DIRECTIONS:
Reproduce every line in the listing that contains the word "this".

(Recorded data)
◆ ◆ ◆ ◆ ◆

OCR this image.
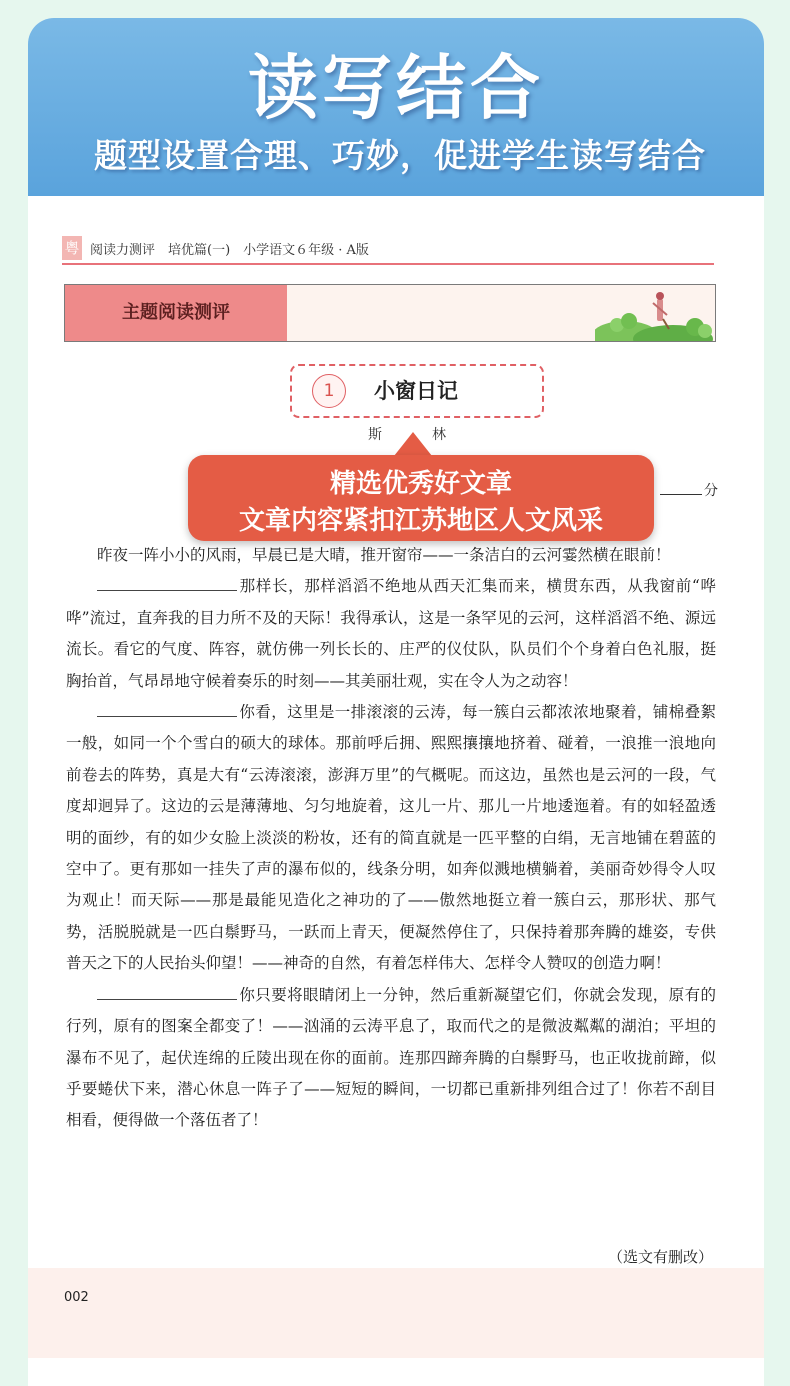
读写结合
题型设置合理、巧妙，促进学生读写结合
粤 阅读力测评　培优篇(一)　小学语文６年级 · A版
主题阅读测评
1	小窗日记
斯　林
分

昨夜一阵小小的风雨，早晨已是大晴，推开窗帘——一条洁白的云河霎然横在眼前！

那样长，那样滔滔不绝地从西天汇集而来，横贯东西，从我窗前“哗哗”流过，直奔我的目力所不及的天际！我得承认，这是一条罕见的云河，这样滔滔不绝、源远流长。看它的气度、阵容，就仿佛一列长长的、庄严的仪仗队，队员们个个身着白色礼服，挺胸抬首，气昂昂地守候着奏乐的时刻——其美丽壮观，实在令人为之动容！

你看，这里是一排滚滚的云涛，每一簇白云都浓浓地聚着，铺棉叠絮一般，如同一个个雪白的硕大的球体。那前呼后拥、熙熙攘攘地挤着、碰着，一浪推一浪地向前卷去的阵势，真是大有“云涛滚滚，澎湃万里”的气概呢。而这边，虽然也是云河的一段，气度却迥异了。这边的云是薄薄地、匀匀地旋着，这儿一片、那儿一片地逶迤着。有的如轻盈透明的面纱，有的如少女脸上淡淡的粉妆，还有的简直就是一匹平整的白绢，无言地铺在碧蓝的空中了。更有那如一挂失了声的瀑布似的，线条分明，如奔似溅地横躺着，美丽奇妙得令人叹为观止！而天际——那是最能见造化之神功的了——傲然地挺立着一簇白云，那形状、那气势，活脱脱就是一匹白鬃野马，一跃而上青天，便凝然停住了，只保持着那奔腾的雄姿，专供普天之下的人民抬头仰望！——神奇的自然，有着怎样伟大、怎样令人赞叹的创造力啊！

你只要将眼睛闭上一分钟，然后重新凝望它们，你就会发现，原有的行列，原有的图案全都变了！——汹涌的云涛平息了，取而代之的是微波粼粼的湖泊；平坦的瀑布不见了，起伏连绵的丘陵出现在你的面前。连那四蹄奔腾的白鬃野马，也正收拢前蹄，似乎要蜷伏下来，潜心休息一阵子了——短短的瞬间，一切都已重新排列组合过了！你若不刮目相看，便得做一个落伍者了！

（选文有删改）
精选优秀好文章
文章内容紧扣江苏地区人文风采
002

◆ ◆ ◆ ◆ ◆

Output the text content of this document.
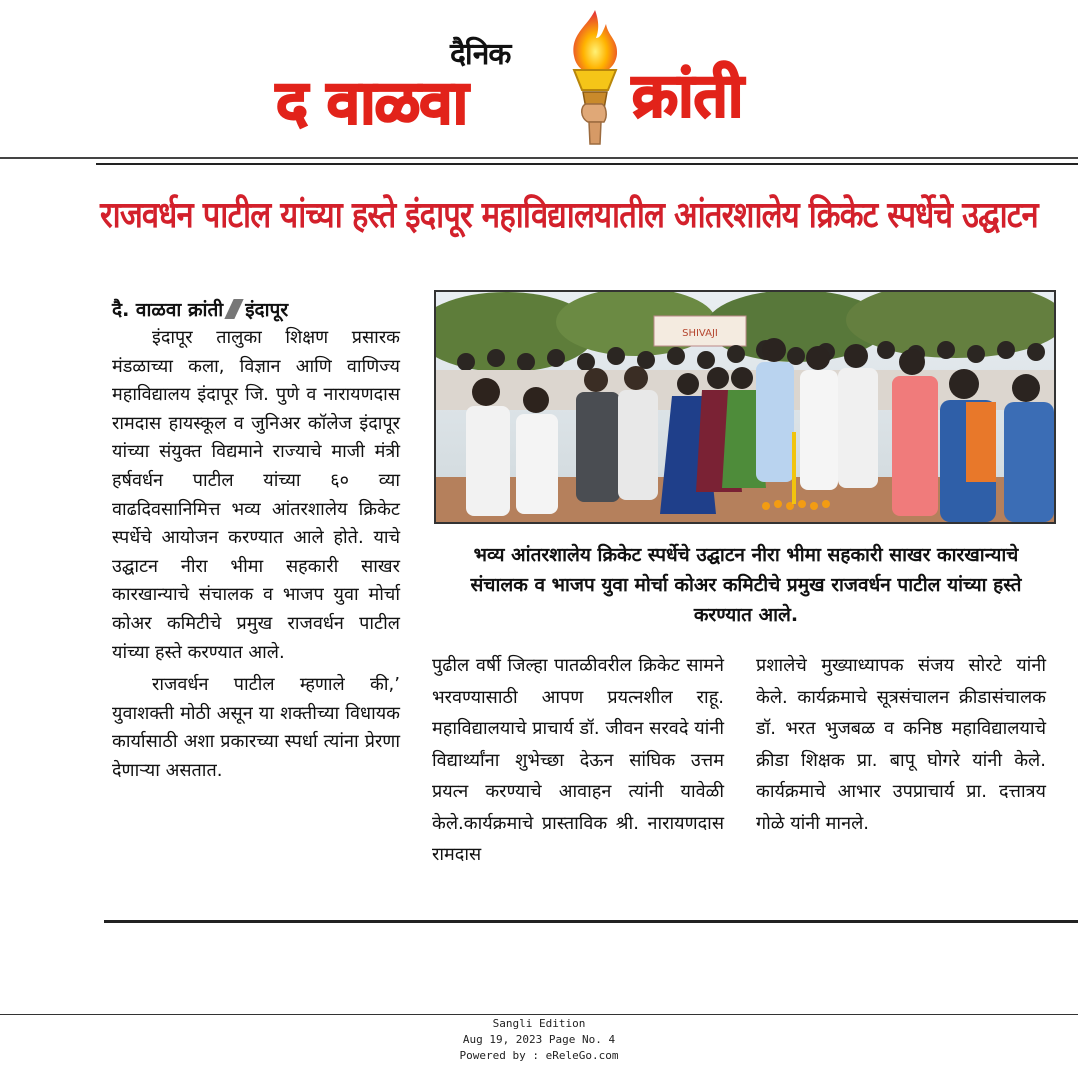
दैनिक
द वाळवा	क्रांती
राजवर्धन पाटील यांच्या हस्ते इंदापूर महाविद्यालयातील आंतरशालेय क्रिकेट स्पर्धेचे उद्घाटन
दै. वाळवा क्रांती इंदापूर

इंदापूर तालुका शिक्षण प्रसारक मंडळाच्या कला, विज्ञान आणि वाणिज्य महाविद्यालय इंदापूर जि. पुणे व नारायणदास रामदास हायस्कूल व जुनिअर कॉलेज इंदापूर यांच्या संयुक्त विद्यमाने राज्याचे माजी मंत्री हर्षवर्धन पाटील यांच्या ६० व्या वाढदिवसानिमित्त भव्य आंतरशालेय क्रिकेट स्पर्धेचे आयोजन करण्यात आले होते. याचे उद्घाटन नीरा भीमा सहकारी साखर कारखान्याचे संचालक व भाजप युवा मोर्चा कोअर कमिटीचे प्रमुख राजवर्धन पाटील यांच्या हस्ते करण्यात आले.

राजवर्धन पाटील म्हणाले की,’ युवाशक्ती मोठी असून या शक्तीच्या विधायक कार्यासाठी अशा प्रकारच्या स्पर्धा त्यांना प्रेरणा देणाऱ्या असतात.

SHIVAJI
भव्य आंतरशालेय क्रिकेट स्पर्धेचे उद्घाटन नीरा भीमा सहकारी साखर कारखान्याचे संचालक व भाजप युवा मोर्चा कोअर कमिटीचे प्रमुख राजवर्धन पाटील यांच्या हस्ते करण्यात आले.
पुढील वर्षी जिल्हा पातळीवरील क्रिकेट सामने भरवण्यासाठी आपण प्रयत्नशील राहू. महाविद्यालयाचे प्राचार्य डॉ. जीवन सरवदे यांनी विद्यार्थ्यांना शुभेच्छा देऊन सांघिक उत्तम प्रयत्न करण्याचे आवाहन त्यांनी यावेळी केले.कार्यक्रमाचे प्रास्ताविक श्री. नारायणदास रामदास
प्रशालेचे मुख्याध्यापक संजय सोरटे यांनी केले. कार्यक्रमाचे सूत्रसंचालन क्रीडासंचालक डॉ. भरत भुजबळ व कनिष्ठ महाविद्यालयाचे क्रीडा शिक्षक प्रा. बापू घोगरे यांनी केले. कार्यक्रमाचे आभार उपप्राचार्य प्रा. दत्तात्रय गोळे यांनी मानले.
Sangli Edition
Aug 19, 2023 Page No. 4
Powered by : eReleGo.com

◆ ◆ ◆ ◆ ◆

CORRECT RESPONSE:
OCR this image.
Output the text content of this document.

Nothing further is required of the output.